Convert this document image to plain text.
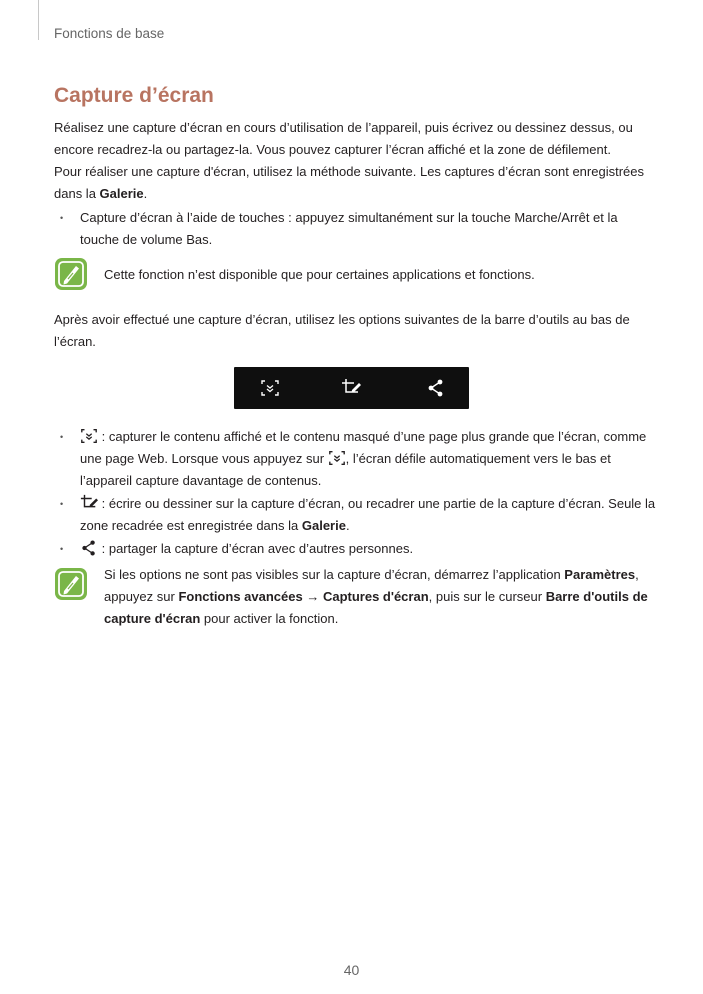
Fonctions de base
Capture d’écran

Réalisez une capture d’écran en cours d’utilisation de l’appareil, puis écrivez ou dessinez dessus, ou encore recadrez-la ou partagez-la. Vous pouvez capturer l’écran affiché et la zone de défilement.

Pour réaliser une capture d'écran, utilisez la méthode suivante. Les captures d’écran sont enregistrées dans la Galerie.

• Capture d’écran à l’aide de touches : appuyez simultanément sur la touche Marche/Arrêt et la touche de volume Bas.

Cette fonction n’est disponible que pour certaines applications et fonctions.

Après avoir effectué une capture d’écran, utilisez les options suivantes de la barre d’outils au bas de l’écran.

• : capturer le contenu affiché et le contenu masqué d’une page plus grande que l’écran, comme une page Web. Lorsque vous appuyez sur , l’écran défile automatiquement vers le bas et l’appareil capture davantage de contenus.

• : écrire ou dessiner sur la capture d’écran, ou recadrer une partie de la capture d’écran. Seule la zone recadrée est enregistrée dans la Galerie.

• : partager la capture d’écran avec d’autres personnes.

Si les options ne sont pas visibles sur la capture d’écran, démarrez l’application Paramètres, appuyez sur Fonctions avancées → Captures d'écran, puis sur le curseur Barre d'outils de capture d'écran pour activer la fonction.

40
===============
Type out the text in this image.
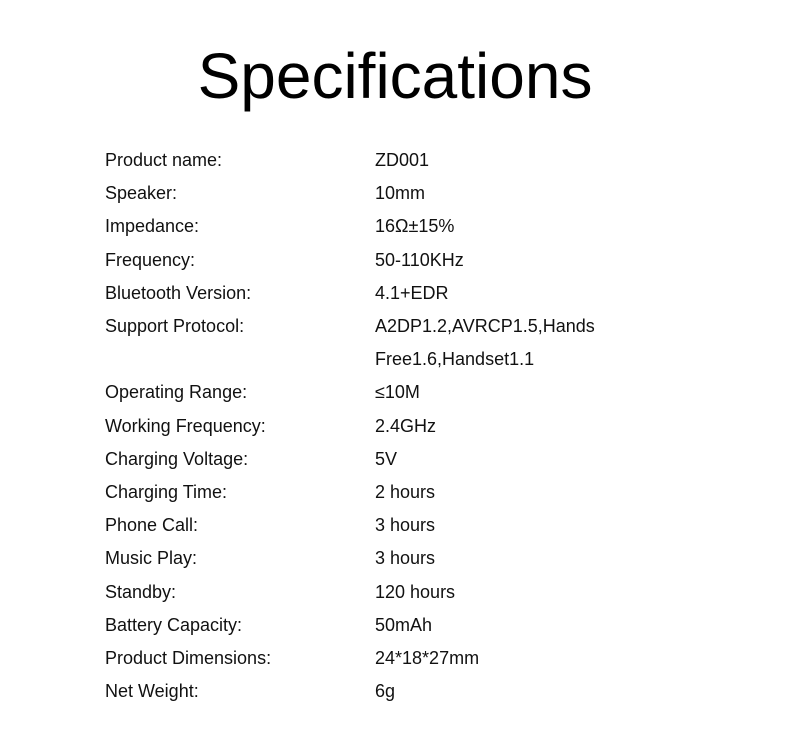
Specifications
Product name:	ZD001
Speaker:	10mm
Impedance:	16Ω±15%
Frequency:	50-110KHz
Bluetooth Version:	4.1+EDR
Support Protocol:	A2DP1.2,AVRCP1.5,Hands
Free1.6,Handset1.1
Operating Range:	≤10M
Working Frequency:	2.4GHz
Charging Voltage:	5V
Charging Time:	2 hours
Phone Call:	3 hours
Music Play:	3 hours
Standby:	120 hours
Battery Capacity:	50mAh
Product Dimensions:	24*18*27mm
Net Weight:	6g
===============
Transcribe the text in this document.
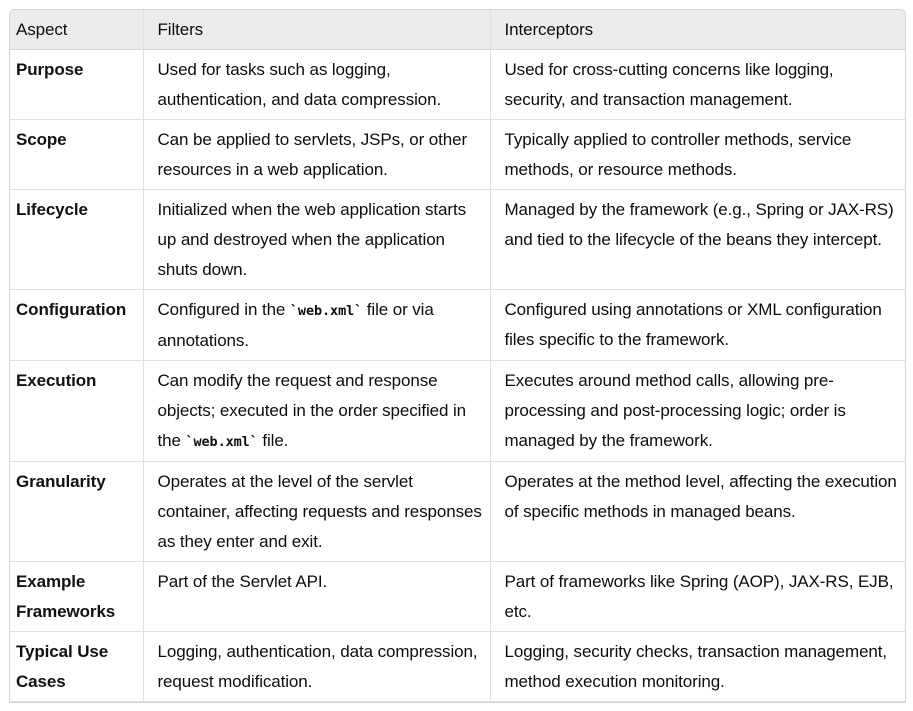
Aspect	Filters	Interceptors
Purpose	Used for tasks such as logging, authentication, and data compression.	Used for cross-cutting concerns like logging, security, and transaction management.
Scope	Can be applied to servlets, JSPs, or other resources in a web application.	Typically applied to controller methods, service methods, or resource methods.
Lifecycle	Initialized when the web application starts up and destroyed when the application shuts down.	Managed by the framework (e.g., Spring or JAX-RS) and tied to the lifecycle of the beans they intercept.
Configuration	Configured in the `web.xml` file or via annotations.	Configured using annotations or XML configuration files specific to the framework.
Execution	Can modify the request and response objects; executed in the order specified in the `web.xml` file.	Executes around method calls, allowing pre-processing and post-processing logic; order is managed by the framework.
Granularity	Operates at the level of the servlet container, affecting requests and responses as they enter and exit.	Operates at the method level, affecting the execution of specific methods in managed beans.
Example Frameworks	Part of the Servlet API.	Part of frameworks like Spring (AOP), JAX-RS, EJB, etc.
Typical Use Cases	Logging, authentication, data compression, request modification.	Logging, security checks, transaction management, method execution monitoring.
===============
### EXERCISE REQUIREMENTS:
Go through the records line by line and count those containing the string "Frequency". Give only the total.

### RESULT OF THE EXERCISE:
2